Look through the data below and return each line where "above" appears.

BEGIN DATA

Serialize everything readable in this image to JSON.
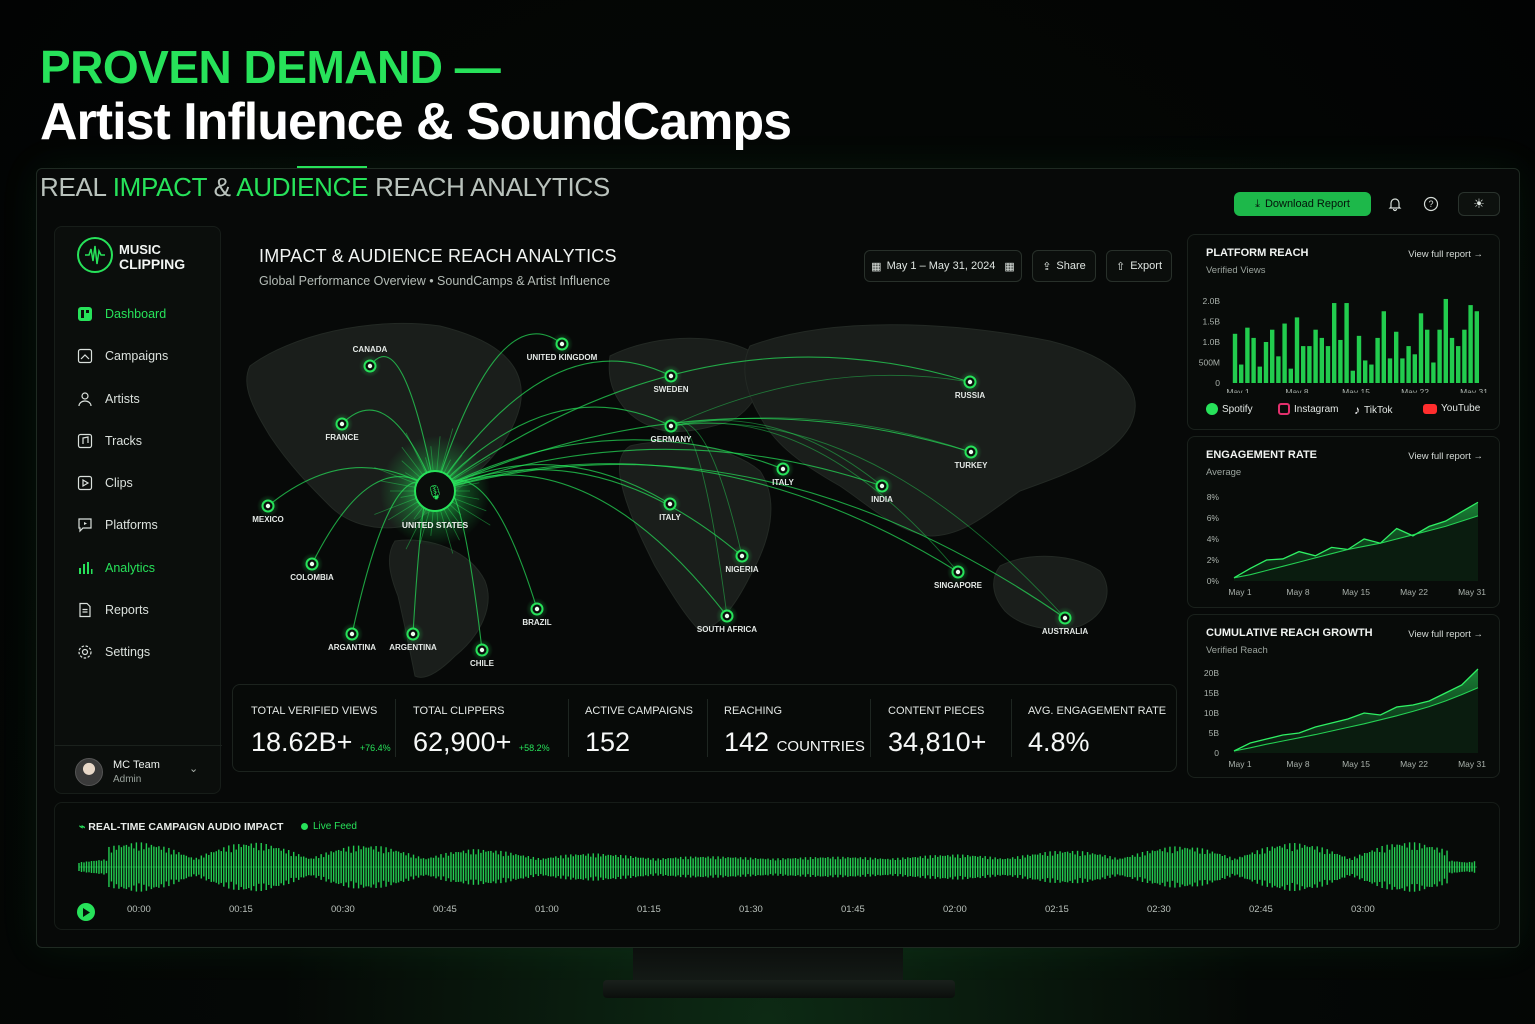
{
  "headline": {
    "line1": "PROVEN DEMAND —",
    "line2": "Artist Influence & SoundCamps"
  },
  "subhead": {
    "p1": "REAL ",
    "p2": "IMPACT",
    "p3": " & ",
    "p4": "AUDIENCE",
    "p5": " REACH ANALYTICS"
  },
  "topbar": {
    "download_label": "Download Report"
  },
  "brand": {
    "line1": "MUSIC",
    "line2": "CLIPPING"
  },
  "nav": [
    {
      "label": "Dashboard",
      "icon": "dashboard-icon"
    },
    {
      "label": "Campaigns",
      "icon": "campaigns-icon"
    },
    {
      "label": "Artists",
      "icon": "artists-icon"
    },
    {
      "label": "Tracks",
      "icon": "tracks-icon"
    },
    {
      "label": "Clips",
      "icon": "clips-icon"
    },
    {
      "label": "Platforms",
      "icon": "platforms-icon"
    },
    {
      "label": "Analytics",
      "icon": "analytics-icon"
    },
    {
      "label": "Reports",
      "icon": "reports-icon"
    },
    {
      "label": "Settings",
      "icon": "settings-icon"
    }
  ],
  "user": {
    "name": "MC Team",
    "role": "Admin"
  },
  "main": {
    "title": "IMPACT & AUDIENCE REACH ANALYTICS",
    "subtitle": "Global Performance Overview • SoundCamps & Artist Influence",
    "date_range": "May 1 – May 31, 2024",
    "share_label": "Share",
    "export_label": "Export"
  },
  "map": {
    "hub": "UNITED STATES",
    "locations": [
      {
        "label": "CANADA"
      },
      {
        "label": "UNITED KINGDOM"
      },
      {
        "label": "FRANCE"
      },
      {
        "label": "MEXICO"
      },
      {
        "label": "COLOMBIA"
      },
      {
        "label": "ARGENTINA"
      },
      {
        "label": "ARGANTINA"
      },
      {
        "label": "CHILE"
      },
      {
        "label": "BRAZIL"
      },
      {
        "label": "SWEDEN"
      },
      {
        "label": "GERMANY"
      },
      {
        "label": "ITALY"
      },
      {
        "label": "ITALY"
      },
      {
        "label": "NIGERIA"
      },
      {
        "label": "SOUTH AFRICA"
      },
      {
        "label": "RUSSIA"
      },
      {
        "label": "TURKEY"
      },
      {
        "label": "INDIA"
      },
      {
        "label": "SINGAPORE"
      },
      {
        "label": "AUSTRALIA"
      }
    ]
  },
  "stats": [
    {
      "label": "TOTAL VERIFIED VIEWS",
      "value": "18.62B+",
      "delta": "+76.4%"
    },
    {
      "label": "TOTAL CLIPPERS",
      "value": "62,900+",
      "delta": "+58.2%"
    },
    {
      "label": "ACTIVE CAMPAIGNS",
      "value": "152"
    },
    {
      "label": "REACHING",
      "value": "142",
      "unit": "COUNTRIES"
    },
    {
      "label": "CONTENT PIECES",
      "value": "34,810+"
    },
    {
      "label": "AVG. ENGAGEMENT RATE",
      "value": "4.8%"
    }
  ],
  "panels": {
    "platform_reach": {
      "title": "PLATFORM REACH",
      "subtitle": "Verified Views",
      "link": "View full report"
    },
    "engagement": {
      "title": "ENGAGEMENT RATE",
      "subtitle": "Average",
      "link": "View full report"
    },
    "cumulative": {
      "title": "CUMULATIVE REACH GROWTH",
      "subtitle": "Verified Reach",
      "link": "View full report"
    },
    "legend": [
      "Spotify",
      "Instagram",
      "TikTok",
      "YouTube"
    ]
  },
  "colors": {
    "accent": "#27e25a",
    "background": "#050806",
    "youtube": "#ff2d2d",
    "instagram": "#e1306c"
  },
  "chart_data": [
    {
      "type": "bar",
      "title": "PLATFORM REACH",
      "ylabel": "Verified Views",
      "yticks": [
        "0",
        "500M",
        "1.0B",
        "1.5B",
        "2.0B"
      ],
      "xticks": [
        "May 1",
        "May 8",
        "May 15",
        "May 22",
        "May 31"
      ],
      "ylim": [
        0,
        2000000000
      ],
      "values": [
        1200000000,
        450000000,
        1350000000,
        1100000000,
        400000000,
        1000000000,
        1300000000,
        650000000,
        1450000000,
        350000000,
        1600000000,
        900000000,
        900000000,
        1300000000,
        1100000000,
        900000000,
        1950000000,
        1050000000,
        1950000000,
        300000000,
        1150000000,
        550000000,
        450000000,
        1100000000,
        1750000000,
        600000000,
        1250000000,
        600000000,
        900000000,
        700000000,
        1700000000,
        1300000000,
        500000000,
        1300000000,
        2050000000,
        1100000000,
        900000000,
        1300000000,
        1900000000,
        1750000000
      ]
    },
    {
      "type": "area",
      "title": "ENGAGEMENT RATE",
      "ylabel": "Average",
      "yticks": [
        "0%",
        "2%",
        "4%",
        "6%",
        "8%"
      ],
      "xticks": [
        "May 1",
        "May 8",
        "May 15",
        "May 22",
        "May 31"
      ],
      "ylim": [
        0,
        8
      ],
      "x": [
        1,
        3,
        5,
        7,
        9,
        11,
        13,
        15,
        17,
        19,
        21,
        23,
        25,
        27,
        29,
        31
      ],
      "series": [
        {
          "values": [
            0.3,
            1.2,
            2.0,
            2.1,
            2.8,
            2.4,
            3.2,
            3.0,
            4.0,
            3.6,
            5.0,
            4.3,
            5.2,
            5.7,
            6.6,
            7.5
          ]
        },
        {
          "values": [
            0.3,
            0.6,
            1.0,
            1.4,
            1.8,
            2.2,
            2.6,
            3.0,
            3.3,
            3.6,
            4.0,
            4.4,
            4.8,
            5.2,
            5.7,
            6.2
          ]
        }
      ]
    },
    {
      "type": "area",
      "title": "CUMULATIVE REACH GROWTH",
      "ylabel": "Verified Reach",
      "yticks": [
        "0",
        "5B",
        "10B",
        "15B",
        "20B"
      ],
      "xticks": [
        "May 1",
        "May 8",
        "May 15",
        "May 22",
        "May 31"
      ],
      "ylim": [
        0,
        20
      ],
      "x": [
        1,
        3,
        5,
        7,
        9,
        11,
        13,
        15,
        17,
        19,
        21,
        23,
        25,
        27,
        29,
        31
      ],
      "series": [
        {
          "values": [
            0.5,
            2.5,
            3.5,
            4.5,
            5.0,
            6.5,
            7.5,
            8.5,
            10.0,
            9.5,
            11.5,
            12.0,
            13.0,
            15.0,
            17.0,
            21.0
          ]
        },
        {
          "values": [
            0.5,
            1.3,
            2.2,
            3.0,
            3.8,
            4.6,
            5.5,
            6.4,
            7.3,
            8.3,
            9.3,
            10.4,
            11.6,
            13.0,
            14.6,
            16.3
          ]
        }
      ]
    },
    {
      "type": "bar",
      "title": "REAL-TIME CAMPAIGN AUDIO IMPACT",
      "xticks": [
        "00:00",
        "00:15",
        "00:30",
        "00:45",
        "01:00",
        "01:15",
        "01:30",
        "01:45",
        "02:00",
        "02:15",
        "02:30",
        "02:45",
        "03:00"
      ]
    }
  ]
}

END DATA
BEGIN DATA

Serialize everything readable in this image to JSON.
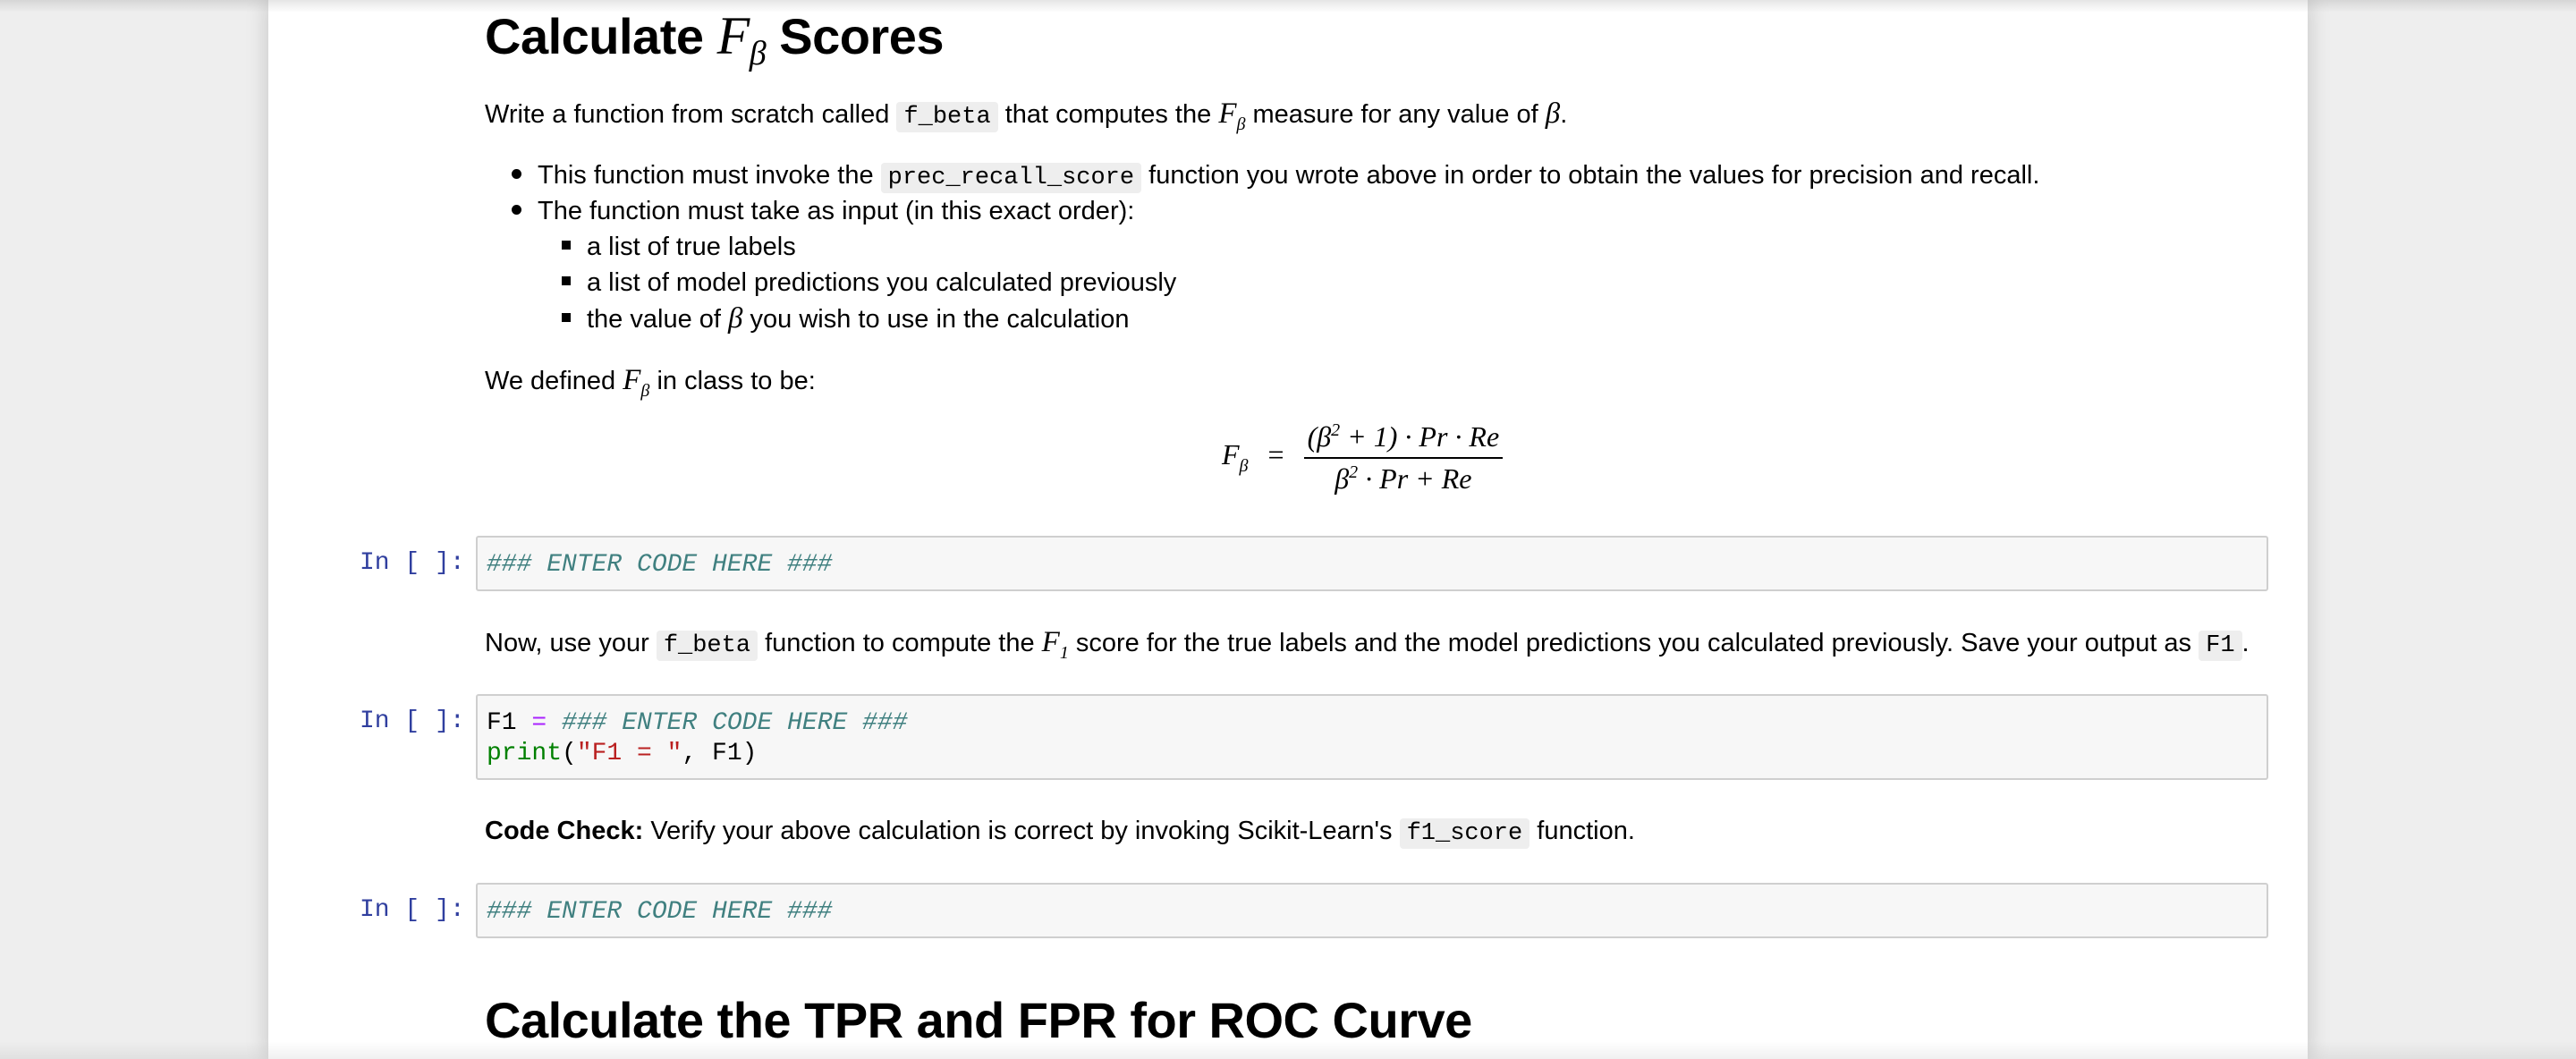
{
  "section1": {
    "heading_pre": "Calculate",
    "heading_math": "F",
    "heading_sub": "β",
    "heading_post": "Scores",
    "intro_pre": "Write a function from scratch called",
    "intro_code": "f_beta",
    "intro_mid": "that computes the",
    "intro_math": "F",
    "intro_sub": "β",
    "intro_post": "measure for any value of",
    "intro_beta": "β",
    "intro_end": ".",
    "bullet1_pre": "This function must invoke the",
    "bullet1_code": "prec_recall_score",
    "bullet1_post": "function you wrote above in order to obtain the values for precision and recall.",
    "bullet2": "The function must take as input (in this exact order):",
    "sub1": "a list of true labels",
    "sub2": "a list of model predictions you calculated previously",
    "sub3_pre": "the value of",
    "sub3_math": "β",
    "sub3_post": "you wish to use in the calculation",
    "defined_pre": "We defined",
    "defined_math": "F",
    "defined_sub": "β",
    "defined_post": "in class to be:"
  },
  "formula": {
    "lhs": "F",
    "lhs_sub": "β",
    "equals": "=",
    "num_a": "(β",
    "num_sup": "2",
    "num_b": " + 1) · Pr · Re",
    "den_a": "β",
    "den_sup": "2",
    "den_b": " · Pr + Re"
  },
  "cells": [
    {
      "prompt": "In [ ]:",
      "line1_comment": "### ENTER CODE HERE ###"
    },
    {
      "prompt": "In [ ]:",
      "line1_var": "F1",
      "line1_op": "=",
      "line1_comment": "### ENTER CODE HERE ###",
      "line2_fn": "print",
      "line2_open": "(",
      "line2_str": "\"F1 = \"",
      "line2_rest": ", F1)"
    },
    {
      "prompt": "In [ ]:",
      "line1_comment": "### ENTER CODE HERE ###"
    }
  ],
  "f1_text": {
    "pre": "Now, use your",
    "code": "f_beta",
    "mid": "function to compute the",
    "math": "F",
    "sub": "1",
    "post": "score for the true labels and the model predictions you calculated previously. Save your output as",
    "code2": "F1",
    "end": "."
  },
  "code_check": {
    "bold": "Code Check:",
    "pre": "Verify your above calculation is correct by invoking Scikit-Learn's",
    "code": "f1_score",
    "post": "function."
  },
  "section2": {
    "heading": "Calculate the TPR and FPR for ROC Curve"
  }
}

END DATA

**RESULT:**
    "bullet1_post": "function you wrote above in order to obtain the values for precision and recall.",
    "pre": "Verify your above calculation is correct by invoking Scikit-Learn's",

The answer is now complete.